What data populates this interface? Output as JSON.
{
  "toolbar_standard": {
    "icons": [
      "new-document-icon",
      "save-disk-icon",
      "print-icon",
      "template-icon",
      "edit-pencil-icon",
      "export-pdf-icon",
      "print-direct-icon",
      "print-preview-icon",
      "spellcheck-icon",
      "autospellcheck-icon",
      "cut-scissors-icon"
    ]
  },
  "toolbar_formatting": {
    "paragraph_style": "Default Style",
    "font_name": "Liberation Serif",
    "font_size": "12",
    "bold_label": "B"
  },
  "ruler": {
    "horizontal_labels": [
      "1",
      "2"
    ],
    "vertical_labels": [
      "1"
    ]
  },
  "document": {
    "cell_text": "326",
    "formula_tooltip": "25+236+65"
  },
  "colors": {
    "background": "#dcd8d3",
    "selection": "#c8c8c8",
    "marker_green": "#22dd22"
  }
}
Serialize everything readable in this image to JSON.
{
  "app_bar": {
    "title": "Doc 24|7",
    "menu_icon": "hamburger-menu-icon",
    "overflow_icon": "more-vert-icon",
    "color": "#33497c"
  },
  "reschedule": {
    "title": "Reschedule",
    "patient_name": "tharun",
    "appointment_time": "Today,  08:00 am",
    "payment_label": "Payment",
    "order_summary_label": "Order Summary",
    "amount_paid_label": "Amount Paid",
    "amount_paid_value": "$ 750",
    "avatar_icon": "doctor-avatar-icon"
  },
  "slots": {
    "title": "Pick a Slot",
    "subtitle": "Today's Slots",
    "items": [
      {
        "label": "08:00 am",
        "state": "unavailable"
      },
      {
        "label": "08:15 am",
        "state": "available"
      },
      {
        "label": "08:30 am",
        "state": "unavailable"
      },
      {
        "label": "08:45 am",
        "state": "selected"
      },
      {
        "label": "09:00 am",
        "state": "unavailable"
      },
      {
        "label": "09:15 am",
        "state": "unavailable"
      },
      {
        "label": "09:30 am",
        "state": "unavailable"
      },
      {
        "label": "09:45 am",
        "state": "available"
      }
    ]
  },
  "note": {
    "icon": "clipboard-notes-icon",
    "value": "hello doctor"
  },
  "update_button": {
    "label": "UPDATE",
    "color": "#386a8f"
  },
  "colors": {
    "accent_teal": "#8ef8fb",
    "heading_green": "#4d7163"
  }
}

★ ★ ★

__TASK__: Copy out all of the data exactly, leaving nothing out.

__FINAL RESULT__:
What data populates this interface? Output as JSON.
{
  "toolbar_standard": {
    "icons": [
      "new-document-icon",
      "save-disk-icon",
      "print-icon",
      "template-icon",
      "edit-pencil-icon",
      "export-pdf-icon",
      "print-direct-icon",
      "print-preview-icon",
      "spellcheck-icon",
      "autospellcheck-icon",
      "cut-scissors-icon"
    ]
  },
  "toolbar_formatting": {
    "paragraph_style": "Default Style",
    "font_name": "Liberation Serif",
    "font_size": "12",
    "bold_label": "B"
  },
  "ruler": {
    "horizontal_labels": [
      "1",
      "2"
    ],
    "vertical_labels": [
      "1"
    ]
  },
  "document": {
    "cell_text": "326",
    "formula_tooltip": "25+236+65"
  },
  "colors": {
    "background": "#dcd8d3",
    "selection": "#c8c8c8",
    "marker_green": "#22dd22"
  }
}
Serialize everything readable in this image to JSON.
{
  "app_bar": {
    "title": "Doc 24|7",
    "menu_icon": "hamburger-menu-icon",
    "overflow_icon": "more-vert-icon",
    "color": "#33497c"
  },
  "reschedule": {
    "title": "Reschedule",
    "patient_name": "tharun",
    "appointment_time": "Today,  08:00 am",
    "payment_label": "Payment",
    "order_summary_label": "Order Summary",
    "amount_paid_label": "Amount Paid",
    "amount_paid_value": "$ 750",
    "avatar_icon": "doctor-avatar-icon"
  },
  "slots": {
    "title": "Pick a Slot",
    "subtitle": "Today's Slots",
    "items": [
      {
        "label": "08:00 am",
        "state": "unavailable"
      },
      {
        "label": "08:15 am",
        "state": "available"
      },
      {
        "label": "08:30 am",
        "state": "unavailable"
      },
      {
        "label": "08:45 am",
        "state": "selected"
      },
      {
        "label": "09:00 am",
        "state": "unavailable"
      },
      {
        "label": "09:15 am",
        "state": "unavailable"
      },
      {
        "label": "09:30 am",
        "state": "unavailable"
      },
      {
        "label": "09:45 am",
        "state": "available"
      }
    ]
  },
  "note": {
    "icon": "clipboard-notes-icon",
    "value": "hello doctor"
  },
  "update_button": {
    "label": "UPDATE",
    "color": "#386a8f"
  },
  "colors": {
    "accent_teal": "#8ef8fb",
    "heading_green": "#4d7163"
  }
}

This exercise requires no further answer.